Stated task
Copy each line exactly.

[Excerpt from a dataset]
════════════════
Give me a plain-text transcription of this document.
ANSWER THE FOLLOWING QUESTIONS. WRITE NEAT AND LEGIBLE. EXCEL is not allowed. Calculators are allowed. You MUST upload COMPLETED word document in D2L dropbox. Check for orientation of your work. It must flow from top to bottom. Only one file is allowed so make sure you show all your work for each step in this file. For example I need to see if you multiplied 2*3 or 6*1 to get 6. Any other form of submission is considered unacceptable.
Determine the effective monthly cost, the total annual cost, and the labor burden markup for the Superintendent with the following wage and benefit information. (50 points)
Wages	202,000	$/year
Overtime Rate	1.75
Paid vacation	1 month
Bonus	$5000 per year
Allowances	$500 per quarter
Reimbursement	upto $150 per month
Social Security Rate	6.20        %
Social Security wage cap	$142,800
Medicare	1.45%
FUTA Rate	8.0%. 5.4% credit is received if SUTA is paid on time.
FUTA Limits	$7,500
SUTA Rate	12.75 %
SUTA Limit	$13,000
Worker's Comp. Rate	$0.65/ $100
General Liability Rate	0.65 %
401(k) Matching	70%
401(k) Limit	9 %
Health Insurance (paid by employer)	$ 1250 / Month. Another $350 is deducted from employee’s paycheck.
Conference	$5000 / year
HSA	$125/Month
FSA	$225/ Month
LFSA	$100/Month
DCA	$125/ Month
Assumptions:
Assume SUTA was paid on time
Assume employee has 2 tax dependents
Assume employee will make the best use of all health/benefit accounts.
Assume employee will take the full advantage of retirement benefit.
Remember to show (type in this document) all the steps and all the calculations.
════════════════
Full solution
Give me a plain-text transcription of this document.
ANSWER THE FOLLOWING QUESTIONS. WRITE NEAT AND LEGIBLE. EXCEL is not allowed. Calculators are allowed. You MUST upload COMPLETED word document in D2L dropbox. Check for orientation of your work. It must flow from top to bottom. Only one file is allowed so make sure you show all your work for each step in this file. For example I need to see if you multiplied 2*3 or 6*1 to get 6. Any other form of submission is considered unacceptable.
Determine the effective monthly cost, the total annual cost, and the labor burden markup for the Superintendent with the following wage and benefit information. (50 points)
Wages	202,000	$/year
Overtime Rate	1.75
Paid vacation	1 month
Bonus	$5000 per year
Allowances	$500 per quarter
Reimbursement	upto $150 per month
Social Security Rate	6.20        %
Social Security wage cap	$142,800
Medicare	1.45%
FUTA Rate	8.0%. 5.4% credit is received if SUTA is paid on time.
FUTA Limits	$7,500
SUTA Rate	12.75 %
SUTA Limit	$13,000
Worker's Comp. Rate	$0.65/ $100
General Liability Rate	0.65 %
401(k) Matching	70%
401(k) Limit	9 %
Health Insurance (paid by employer)	$ 1250 / Month. Another $350 is deducted from employee’s paycheck.
Conference	$5000 / year
HSA	$125/Month
FSA	$225/ Month
LFSA	$100/Month
DCA	$125/ Month
Assumptions:
Assume SUTA was paid on time
Assume employee has 2 tax dependents
Assume employee will make the best use of all health/benefit accounts.
Assume employee will take the full advantage of retirement benefit.
Remember to show (type in this document) all the steps and all the calculations.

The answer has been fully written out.